GIVEN INSTRUCTION:
Lines that include the word "Отменить" are the ones to copy.

■ ■ ■ ■ ■ ■ ■

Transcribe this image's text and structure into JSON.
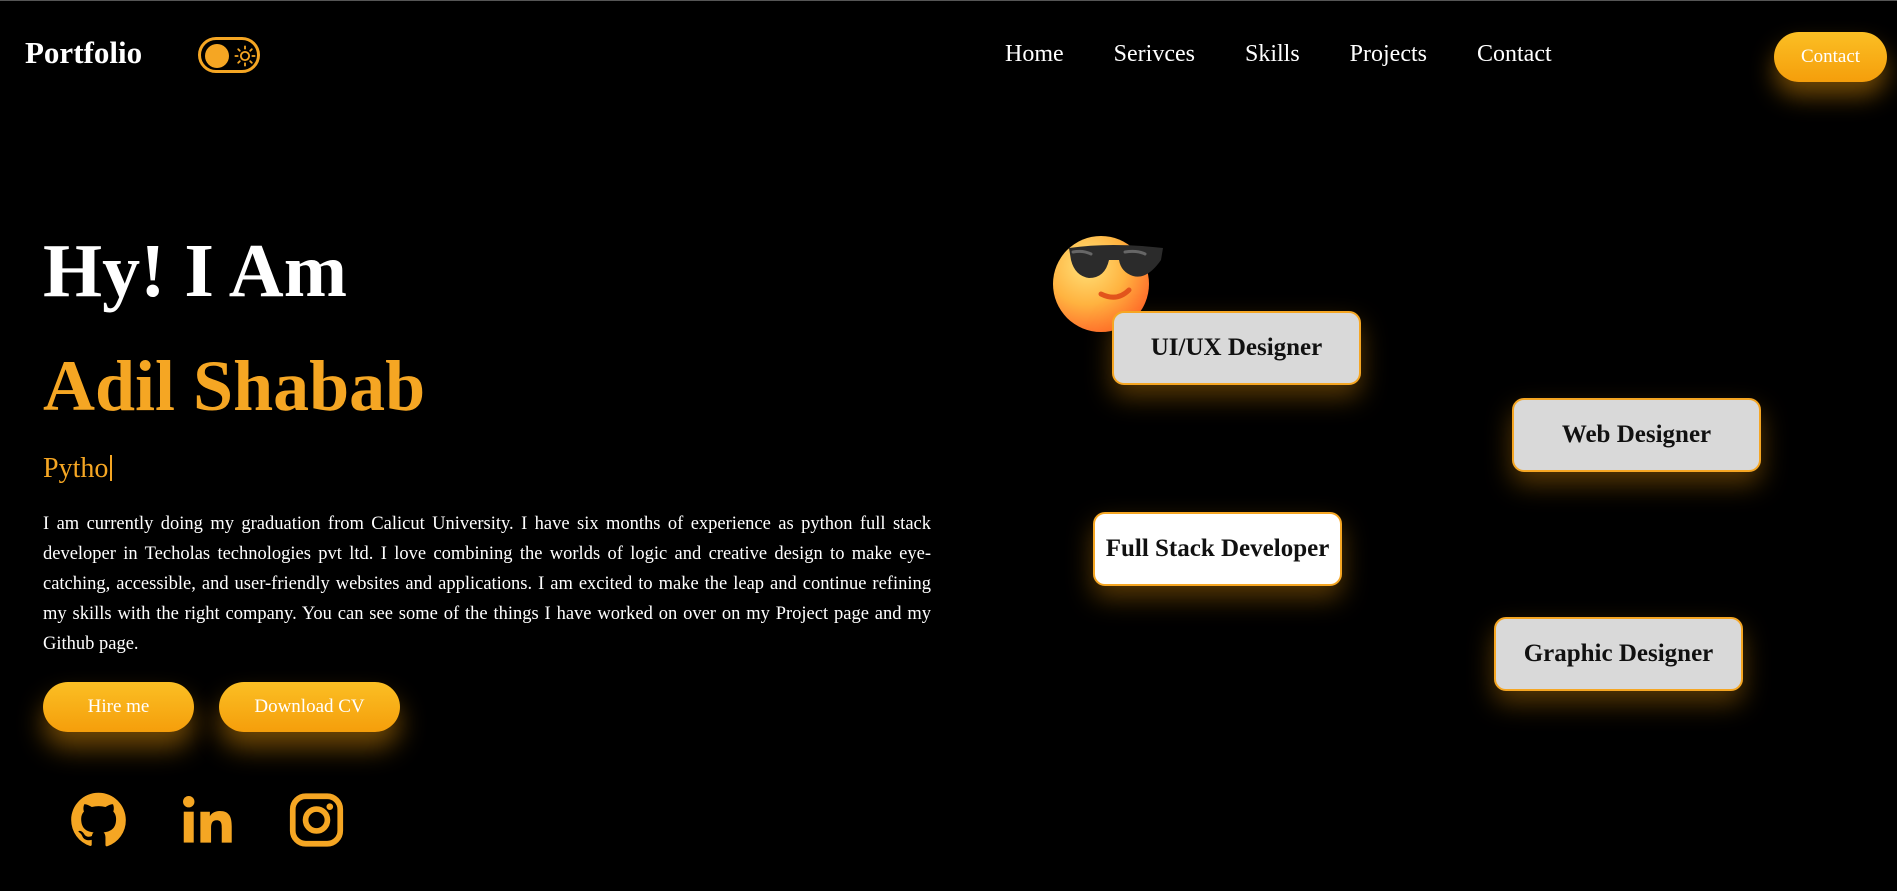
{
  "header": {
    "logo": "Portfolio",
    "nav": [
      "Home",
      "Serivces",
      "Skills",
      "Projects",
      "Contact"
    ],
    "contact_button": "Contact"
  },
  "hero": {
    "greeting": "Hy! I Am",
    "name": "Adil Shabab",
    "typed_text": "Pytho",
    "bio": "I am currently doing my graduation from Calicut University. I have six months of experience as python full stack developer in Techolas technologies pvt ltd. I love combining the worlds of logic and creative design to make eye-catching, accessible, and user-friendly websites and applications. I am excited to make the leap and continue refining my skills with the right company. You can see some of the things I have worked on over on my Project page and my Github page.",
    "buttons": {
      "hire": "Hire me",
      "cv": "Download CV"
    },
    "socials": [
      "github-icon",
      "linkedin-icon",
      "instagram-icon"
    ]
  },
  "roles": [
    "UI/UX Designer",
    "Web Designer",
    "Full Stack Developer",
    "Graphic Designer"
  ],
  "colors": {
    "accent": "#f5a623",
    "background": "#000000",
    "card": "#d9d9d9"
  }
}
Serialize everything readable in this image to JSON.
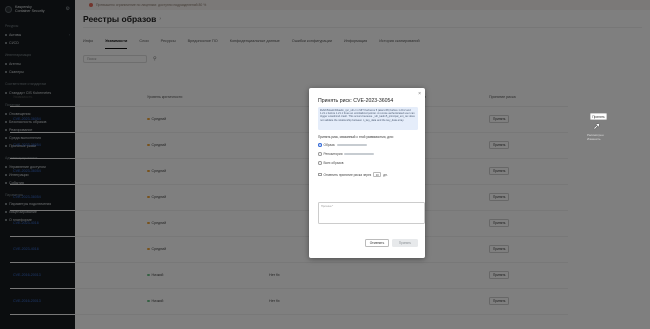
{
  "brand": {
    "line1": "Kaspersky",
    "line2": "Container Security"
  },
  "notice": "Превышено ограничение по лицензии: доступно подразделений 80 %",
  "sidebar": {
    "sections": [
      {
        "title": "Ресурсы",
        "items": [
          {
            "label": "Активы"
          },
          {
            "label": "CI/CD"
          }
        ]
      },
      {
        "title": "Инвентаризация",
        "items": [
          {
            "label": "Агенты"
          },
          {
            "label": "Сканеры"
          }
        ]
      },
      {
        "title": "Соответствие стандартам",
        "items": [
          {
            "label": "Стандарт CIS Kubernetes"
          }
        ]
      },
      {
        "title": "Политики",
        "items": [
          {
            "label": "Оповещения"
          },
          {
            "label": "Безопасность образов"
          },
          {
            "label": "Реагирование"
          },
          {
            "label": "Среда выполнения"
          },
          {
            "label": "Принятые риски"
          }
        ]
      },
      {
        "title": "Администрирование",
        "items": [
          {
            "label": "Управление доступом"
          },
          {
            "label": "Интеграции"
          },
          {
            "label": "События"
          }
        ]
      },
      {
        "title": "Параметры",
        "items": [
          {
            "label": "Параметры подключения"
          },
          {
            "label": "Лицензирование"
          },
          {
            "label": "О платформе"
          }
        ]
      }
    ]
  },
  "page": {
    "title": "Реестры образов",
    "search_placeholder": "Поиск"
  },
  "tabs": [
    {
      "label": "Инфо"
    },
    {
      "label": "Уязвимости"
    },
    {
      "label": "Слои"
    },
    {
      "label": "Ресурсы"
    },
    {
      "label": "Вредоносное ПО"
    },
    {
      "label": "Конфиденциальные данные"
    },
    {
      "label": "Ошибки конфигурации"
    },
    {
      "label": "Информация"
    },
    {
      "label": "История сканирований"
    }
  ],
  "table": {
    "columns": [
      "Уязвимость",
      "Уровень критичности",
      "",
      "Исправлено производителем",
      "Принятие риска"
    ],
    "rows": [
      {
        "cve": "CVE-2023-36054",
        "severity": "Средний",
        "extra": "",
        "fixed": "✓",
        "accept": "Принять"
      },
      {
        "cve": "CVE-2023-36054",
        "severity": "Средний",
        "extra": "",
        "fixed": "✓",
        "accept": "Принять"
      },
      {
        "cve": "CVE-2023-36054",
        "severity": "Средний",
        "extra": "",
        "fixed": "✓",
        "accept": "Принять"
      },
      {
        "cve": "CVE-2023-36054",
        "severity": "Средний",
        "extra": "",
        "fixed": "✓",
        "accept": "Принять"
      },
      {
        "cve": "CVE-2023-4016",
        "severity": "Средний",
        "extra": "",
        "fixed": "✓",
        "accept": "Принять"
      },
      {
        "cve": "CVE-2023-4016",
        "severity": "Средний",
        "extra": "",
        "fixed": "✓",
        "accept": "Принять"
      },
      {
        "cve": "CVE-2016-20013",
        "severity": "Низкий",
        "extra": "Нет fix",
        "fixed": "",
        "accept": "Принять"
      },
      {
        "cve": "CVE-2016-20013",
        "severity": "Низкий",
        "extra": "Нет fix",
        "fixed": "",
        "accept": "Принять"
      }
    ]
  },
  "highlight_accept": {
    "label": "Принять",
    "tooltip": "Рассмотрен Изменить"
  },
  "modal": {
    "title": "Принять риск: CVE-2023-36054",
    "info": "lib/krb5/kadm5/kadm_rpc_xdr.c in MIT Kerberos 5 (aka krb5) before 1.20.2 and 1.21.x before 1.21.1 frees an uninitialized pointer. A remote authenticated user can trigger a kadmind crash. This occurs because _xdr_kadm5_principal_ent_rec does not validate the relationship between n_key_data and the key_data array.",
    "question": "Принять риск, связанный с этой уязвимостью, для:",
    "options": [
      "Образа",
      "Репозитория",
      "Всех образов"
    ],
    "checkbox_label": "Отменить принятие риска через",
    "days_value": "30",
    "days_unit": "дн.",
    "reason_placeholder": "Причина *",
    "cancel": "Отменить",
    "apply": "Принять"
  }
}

■ ■ ■ ■ ■ ■ ■

TASK ANSWER:
    "checkbox_label": "Отменить принятие риска через",
    "cancel": "Отменить",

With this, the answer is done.